[start of Input]

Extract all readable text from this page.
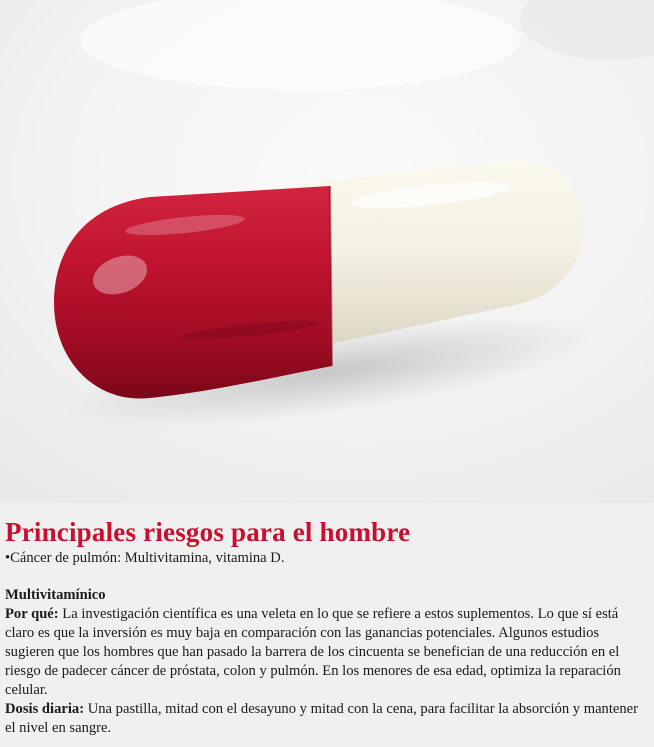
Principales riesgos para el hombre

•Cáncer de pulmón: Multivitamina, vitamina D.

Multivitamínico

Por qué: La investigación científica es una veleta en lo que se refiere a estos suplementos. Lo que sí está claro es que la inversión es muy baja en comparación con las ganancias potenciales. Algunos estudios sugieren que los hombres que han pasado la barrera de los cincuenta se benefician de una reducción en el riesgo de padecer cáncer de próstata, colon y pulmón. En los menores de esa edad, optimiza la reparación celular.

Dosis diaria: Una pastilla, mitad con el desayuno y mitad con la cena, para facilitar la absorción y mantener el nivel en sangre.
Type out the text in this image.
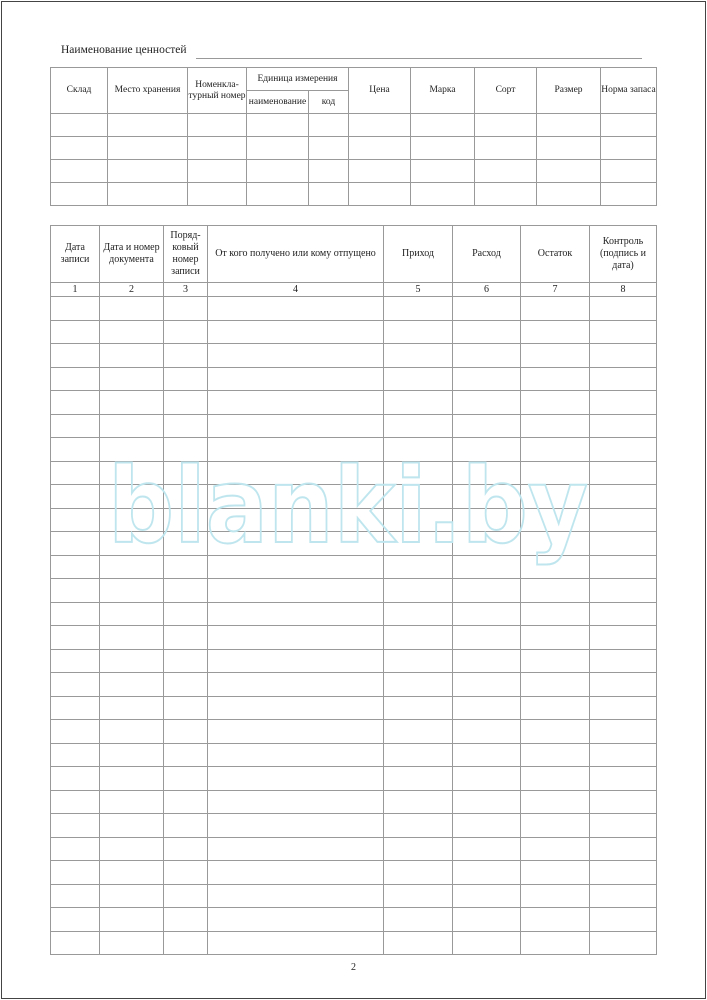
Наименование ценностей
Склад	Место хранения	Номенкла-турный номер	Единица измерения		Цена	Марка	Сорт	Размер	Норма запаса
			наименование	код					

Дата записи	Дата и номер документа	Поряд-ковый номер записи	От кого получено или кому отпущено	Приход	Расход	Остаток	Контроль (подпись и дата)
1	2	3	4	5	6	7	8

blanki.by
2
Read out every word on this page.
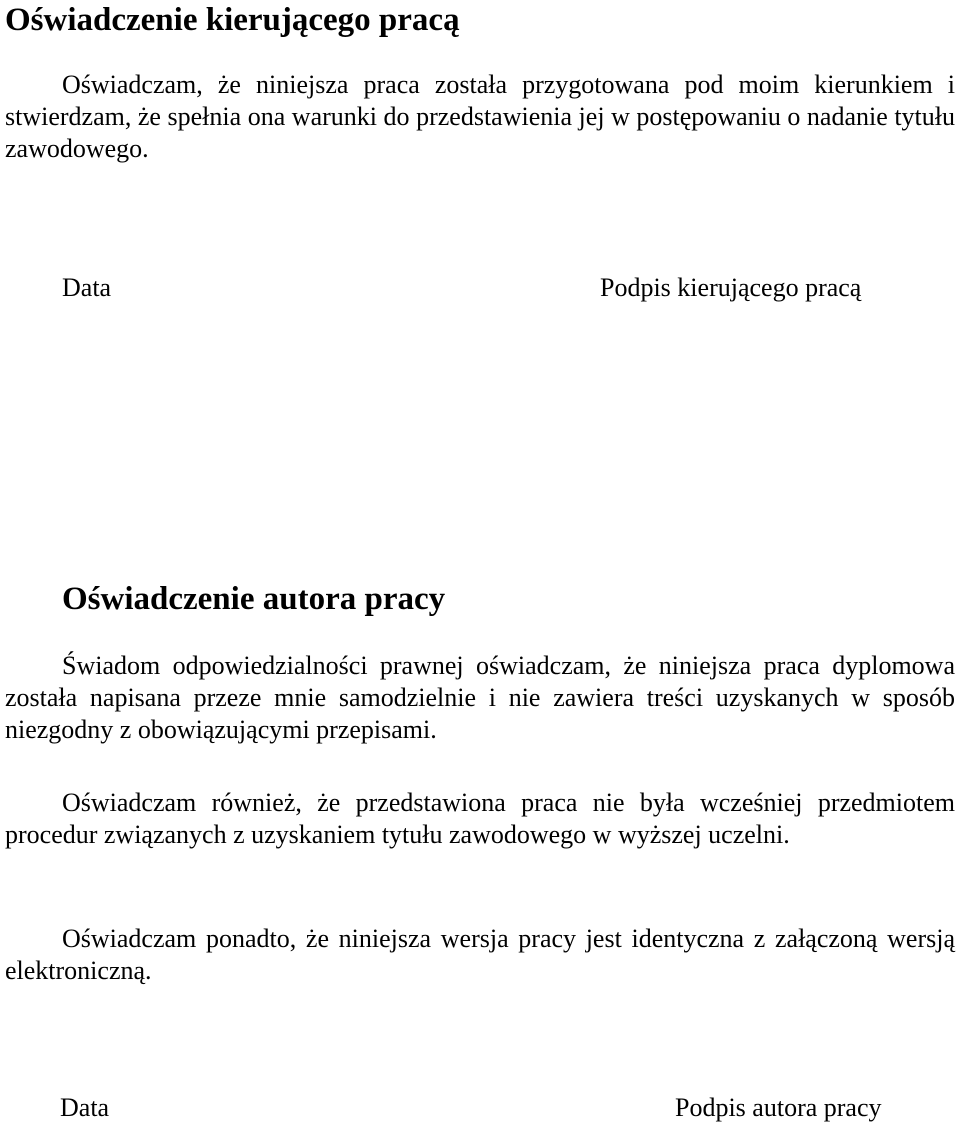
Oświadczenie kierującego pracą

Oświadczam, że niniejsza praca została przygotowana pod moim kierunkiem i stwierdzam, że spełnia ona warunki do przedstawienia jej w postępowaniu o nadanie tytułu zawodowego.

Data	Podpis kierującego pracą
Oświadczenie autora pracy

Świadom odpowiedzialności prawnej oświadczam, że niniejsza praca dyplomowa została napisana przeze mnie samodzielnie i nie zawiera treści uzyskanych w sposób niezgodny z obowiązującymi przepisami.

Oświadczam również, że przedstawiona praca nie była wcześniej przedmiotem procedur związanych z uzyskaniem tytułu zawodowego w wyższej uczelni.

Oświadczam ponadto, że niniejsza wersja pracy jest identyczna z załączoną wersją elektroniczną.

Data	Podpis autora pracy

[end of Input]

Written problem:
Return to the listing above and set it down exactly, leaving out its pictures.

Response below:
Extract all readable text from this page.
Principales riesgos para el hombre

•Cáncer de pulmón: Multivitamina, vitamina D.

Multivitamínico

Por qué: La investigación científica es una veleta en lo que se refiere a estos suplementos. Lo que sí está claro es que la inversión es muy baja en comparación con las ganancias potenciales. Algunos estudios sugieren que los hombres que han pasado la barrera de los cincuenta se benefician de una reducción en el riesgo de padecer cáncer de próstata, colon y pulmón. En los menores de esa edad, optimiza la reparación celular.

Dosis diaria: Una pastilla, mitad con el desayuno y mitad con la cena, para facilitar la absorción y mantener el nivel en sangre.
Type out the text in this image.
Наименование ценностей
Склад	Место хранения	Номенкла-турный номер	Единица измерения		Цена	Марка	Сорт	Размер	Норма запаса
			наименование	код					

Дата записи	Дата и номер документа	Поряд-ковый номер записи	От кого получено или кому отпущено	Приход	Расход	Остаток	Контроль (подпись и дата)
1	2	3	4	5	6	7	8

blanki.by
2
Read out every word on this page.
Oświadczenie kierującego pracą

Oświadczam, że niniejsza praca została przygotowana pod moim kierunkiem i stwierdzam, że spełnia ona warunki do przedstawienia jej w postępowaniu o nadanie tytułu zawodowego.

Data	Podpis kierującego pracą
Oświadczenie autora pracy

Świadom odpowiedzialności prawnej oświadczam, że niniejsza praca dyplomowa została napisana przeze mnie samodzielnie i nie zawiera treści uzyskanych w sposób niezgodny z obowiązującymi przepisami.

Oświadczam również, że przedstawiona praca nie była wcześniej przedmiotem procedur związanych z uzyskaniem tytułu zawodowego w wyższej uczelni.

Oświadczam ponadto, że niniejsza wersja pracy jest identyczna z załączoną wersją elektroniczną.

Data	Podpis autora pracy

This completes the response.